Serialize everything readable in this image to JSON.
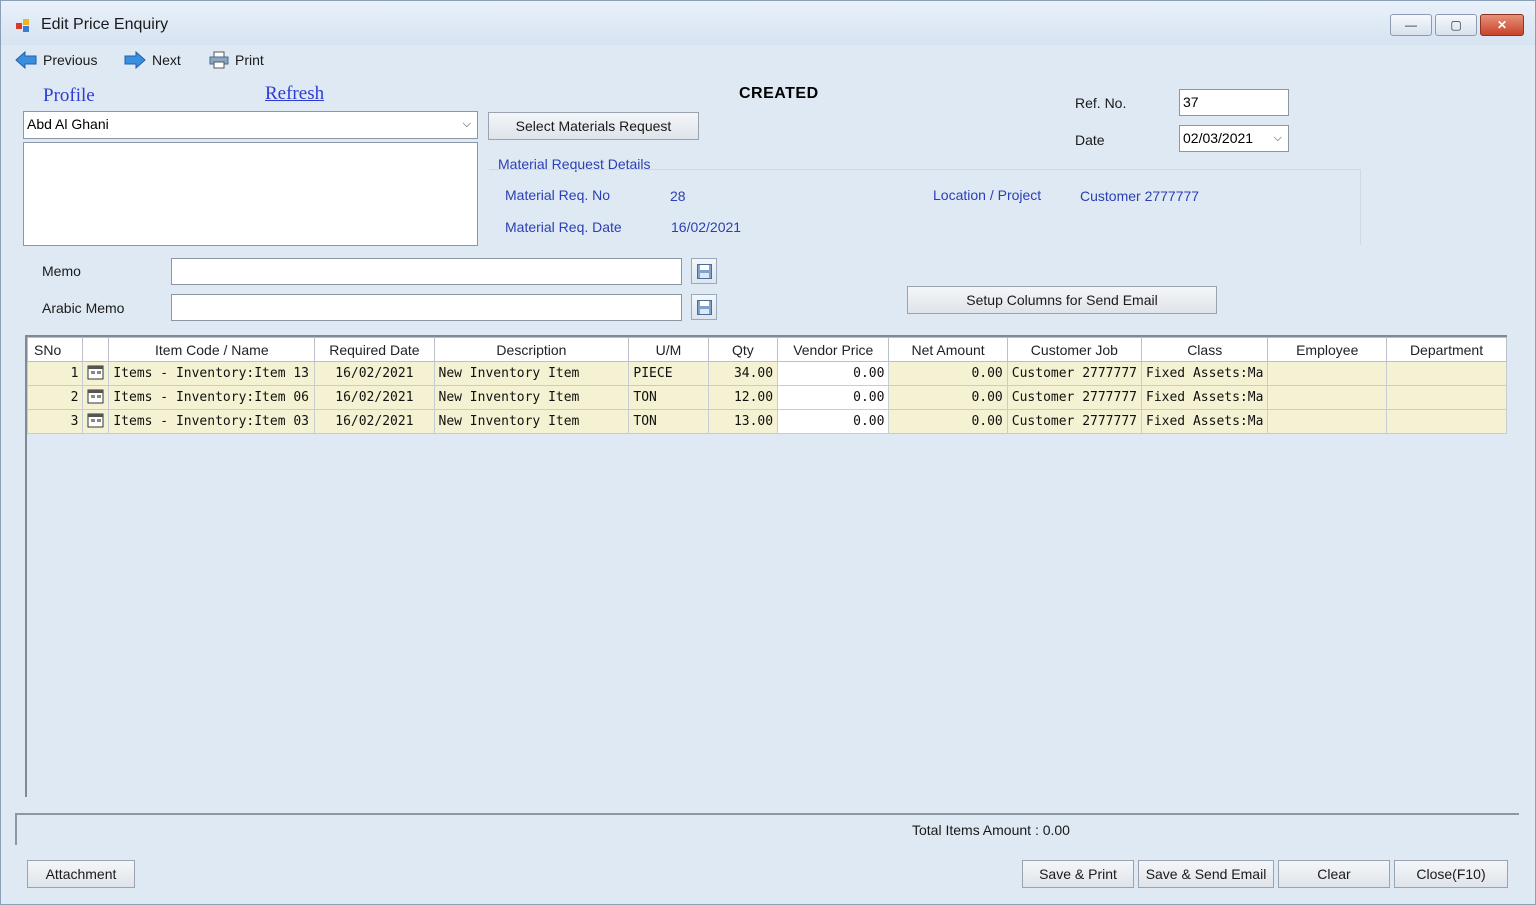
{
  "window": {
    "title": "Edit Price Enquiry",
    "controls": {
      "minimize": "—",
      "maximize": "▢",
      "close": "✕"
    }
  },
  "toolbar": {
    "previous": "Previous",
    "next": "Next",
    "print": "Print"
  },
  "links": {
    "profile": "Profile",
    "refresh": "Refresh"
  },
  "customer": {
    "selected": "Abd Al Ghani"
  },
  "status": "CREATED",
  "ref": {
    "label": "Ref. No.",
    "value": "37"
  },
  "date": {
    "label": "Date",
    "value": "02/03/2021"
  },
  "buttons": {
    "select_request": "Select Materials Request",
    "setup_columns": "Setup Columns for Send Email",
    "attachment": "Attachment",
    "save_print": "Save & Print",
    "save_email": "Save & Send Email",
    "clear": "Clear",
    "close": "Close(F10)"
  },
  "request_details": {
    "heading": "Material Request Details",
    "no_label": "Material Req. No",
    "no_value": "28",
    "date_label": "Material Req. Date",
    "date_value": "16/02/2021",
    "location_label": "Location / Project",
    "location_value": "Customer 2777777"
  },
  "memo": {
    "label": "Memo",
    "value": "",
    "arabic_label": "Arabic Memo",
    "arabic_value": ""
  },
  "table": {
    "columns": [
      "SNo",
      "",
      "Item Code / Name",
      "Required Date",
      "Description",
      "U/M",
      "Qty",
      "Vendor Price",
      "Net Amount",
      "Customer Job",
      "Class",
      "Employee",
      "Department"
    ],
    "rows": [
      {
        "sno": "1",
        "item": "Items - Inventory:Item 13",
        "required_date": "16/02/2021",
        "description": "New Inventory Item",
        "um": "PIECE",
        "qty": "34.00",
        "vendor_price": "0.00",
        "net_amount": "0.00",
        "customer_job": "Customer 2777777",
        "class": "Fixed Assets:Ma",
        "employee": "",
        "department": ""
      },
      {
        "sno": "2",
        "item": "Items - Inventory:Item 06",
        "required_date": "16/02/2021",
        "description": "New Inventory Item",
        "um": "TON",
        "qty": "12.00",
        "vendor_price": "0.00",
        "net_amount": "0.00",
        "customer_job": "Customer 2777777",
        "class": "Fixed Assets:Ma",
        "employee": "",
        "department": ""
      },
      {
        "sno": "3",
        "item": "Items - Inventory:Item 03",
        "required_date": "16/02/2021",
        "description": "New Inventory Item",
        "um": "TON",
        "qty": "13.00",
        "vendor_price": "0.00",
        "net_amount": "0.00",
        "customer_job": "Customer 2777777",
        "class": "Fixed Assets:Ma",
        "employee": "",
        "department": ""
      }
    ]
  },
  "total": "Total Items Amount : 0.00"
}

Your instructions>
Leave the pictures out and reproduce all of the records exactly.

Response to the exercise>
Serialize everything readable in this image to JSON.
{
  "window": {
    "title": "Edit Price Enquiry",
    "controls": {
      "minimize": "—",
      "maximize": "▢",
      "close": "✕"
    }
  },
  "toolbar": {
    "previous": "Previous",
    "next": "Next",
    "print": "Print"
  },
  "links": {
    "profile": "Profile",
    "refresh": "Refresh"
  },
  "customer": {
    "selected": "Abd Al Ghani"
  },
  "status": "CREATED",
  "ref": {
    "label": "Ref. No.",
    "value": "37"
  },
  "date": {
    "label": "Date",
    "value": "02/03/2021"
  },
  "buttons": {
    "select_request": "Select Materials Request",
    "setup_columns": "Setup Columns for Send Email",
    "attachment": "Attachment",
    "save_print": "Save & Print",
    "save_email": "Save & Send Email",
    "clear": "Clear",
    "close": "Close(F10)"
  },
  "request_details": {
    "heading": "Material Request Details",
    "no_label": "Material Req. No",
    "no_value": "28",
    "date_label": "Material Req. Date",
    "date_value": "16/02/2021",
    "location_label": "Location / Project",
    "location_value": "Customer 2777777"
  },
  "memo": {
    "label": "Memo",
    "value": "",
    "arabic_label": "Arabic Memo",
    "arabic_value": ""
  },
  "table": {
    "columns": [
      "SNo",
      "",
      "Item Code / Name",
      "Required Date",
      "Description",
      "U/M",
      "Qty",
      "Vendor Price",
      "Net Amount",
      "Customer Job",
      "Class",
      "Employee",
      "Department"
    ],
    "rows": [
      {
        "sno": "1",
        "item": "Items - Inventory:Item 13",
        "required_date": "16/02/2021",
        "description": "New Inventory Item",
        "um": "PIECE",
        "qty": "34.00",
        "vendor_price": "0.00",
        "net_amount": "0.00",
        "customer_job": "Customer 2777777",
        "class": "Fixed Assets:Ma",
        "employee": "",
        "department": ""
      },
      {
        "sno": "2",
        "item": "Items - Inventory:Item 06",
        "required_date": "16/02/2021",
        "description": "New Inventory Item",
        "um": "TON",
        "qty": "12.00",
        "vendor_price": "0.00",
        "net_amount": "0.00",
        "customer_job": "Customer 2777777",
        "class": "Fixed Assets:Ma",
        "employee": "",
        "department": ""
      },
      {
        "sno": "3",
        "item": "Items - Inventory:Item 03",
        "required_date": "16/02/2021",
        "description": "New Inventory Item",
        "um": "TON",
        "qty": "13.00",
        "vendor_price": "0.00",
        "net_amount": "0.00",
        "customer_job": "Customer 2777777",
        "class": "Fixed Assets:Ma",
        "employee": "",
        "department": ""
      }
    ]
  },
  "total": "Total Items Amount : 0.00"
}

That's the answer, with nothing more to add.